(WHAT THE TASK REQUIRES): Would you retype all of these records exactly?

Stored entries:

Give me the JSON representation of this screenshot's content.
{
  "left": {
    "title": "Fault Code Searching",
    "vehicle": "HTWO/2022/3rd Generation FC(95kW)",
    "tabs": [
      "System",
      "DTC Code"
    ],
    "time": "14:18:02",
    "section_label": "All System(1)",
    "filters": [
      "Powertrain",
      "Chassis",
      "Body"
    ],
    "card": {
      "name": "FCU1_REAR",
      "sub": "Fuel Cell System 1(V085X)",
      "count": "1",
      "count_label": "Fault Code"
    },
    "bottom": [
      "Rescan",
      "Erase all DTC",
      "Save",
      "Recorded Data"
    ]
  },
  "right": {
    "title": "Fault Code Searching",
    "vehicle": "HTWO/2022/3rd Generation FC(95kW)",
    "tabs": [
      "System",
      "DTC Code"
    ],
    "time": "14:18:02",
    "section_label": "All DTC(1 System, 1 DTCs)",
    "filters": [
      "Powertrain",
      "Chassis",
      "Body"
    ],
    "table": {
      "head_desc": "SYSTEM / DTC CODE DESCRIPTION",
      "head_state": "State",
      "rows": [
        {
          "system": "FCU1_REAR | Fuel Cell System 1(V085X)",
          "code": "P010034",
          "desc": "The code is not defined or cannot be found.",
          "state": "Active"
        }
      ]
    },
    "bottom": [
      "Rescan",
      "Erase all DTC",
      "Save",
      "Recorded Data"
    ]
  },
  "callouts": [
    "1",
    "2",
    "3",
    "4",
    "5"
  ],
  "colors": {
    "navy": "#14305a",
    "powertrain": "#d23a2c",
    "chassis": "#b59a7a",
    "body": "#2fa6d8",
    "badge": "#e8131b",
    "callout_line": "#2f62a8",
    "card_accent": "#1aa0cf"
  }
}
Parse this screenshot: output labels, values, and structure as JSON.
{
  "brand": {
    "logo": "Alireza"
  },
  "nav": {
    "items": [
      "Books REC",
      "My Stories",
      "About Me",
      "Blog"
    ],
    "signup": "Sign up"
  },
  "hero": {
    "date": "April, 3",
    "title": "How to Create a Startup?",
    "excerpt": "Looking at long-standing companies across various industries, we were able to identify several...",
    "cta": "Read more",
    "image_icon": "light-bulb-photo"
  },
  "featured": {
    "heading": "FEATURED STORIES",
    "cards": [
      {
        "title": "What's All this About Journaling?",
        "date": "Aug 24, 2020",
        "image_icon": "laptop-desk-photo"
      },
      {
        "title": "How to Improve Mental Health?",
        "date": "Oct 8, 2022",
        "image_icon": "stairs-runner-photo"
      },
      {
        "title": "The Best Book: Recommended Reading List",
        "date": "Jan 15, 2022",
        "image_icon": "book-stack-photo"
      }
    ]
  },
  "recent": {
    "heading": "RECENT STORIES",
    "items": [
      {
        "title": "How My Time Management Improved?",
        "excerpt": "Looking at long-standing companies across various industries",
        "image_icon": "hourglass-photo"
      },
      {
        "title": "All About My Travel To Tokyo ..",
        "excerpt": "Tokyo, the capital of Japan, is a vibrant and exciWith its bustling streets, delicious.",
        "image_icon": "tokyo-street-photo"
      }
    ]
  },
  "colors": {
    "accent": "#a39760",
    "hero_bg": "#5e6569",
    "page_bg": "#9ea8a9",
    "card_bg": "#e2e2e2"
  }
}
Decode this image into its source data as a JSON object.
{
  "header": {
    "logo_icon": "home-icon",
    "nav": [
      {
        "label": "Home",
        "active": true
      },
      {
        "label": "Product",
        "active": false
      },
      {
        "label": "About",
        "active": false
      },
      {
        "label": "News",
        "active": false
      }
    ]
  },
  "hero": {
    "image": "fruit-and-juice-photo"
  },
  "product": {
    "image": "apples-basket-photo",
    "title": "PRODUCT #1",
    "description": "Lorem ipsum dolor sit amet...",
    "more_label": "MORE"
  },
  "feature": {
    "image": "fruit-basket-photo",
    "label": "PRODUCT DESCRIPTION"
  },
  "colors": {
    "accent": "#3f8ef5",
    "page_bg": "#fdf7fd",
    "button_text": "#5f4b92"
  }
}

(THE ANSWER):
Give me the JSON representation of this screenshot's content.
{
  "left": {
    "title": "Fault Code Searching",
    "vehicle": "HTWO/2022/3rd Generation FC(95kW)",
    "tabs": [
      "System",
      "DTC Code"
    ],
    "time": "14:18:02",
    "section_label": "All System(1)",
    "filters": [
      "Powertrain",
      "Chassis",
      "Body"
    ],
    "card": {
      "name": "FCU1_REAR",
      "sub": "Fuel Cell System 1(V085X)",
      "count": "1",
      "count_label": "Fault Code"
    },
    "bottom": [
      "Rescan",
      "Erase all DTC",
      "Save",
      "Recorded Data"
    ]
  },
  "right": {
    "title": "Fault Code Searching",
    "vehicle": "HTWO/2022/3rd Generation FC(95kW)",
    "tabs": [
      "System",
      "DTC Code"
    ],
    "time": "14:18:02",
    "section_label": "All DTC(1 System, 1 DTCs)",
    "filters": [
      "Powertrain",
      "Chassis",
      "Body"
    ],
    "table": {
      "head_desc": "SYSTEM / DTC CODE DESCRIPTION",
      "head_state": "State",
      "rows": [
        {
          "system": "FCU1_REAR | Fuel Cell System 1(V085X)",
          "code": "P010034",
          "desc": "The code is not defined or cannot be found.",
          "state": "Active"
        }
      ]
    },
    "bottom": [
      "Rescan",
      "Erase all DTC",
      "Save",
      "Recorded Data"
    ]
  },
  "callouts": [
    "1",
    "2",
    "3",
    "4",
    "5"
  ],
  "colors": {
    "navy": "#14305a",
    "powertrain": "#d23a2c",
    "chassis": "#b59a7a",
    "body": "#2fa6d8",
    "badge": "#e8131b",
    "callout_line": "#2f62a8",
    "card_accent": "#1aa0cf"
  }
}
Parse this screenshot: output labels, values, and structure as JSON.
{
  "brand": {
    "logo": "Alireza"
  },
  "nav": {
    "items": [
      "Books REC",
      "My Stories",
      "About Me",
      "Blog"
    ],
    "signup": "Sign up"
  },
  "hero": {
    "date": "April, 3",
    "title": "How to Create a Startup?",
    "excerpt": "Looking at long-standing companies across various industries, we were able to identify several...",
    "cta": "Read more",
    "image_icon": "light-bulb-photo"
  },
  "featured": {
    "heading": "FEATURED STORIES",
    "cards": [
      {
        "title": "What's All this About Journaling?",
        "date": "Aug 24, 2020",
        "image_icon": "laptop-desk-photo"
      },
      {
        "title": "How to Improve Mental Health?",
        "date": "Oct 8, 2022",
        "image_icon": "stairs-runner-photo"
      },
      {
        "title": "The Best Book: Recommended Reading List",
        "date": "Jan 15, 2022",
        "image_icon": "book-stack-photo"
      }
    ]
  },
  "recent": {
    "heading": "RECENT STORIES",
    "items": [
      {
        "title": "How My Time Management Improved?",
        "excerpt": "Looking at long-standing companies across various industries",
        "image_icon": "hourglass-photo"
      },
      {
        "title": "All About My Travel To Tokyo ..",
        "excerpt": "Tokyo, the capital of Japan, is a vibrant and exciWith its bustling streets, delicious.",
        "image_icon": "tokyo-street-photo"
      }
    ]
  },
  "colors": {
    "accent": "#a39760",
    "hero_bg": "#5e6569",
    "page_bg": "#9ea8a9",
    "card_bg": "#e2e2e2"
  }
}
Decode this image into its source data as a JSON object.
{
  "header": {
    "logo_icon": "home-icon",
    "nav": [
      {
        "label": "Home",
        "active": true
      },
      {
        "label": "Product",
        "active": false
      },
      {
        "label": "About",
        "active": false
      },
      {
        "label": "News",
        "active": false
      }
    ]
  },
  "hero": {
    "image": "fruit-and-juice-photo"
  },
  "product": {
    "image": "apples-basket-photo",
    "title": "PRODUCT #1",
    "description": "Lorem ipsum dolor sit amet...",
    "more_label": "MORE"
  },
  "feature": {
    "image": "fruit-basket-photo",
    "label": "PRODUCT DESCRIPTION"
  },
  "colors": {
    "accent": "#3f8ef5",
    "page_bg": "#fdf7fd",
    "button_text": "#5f4b92"
  }
}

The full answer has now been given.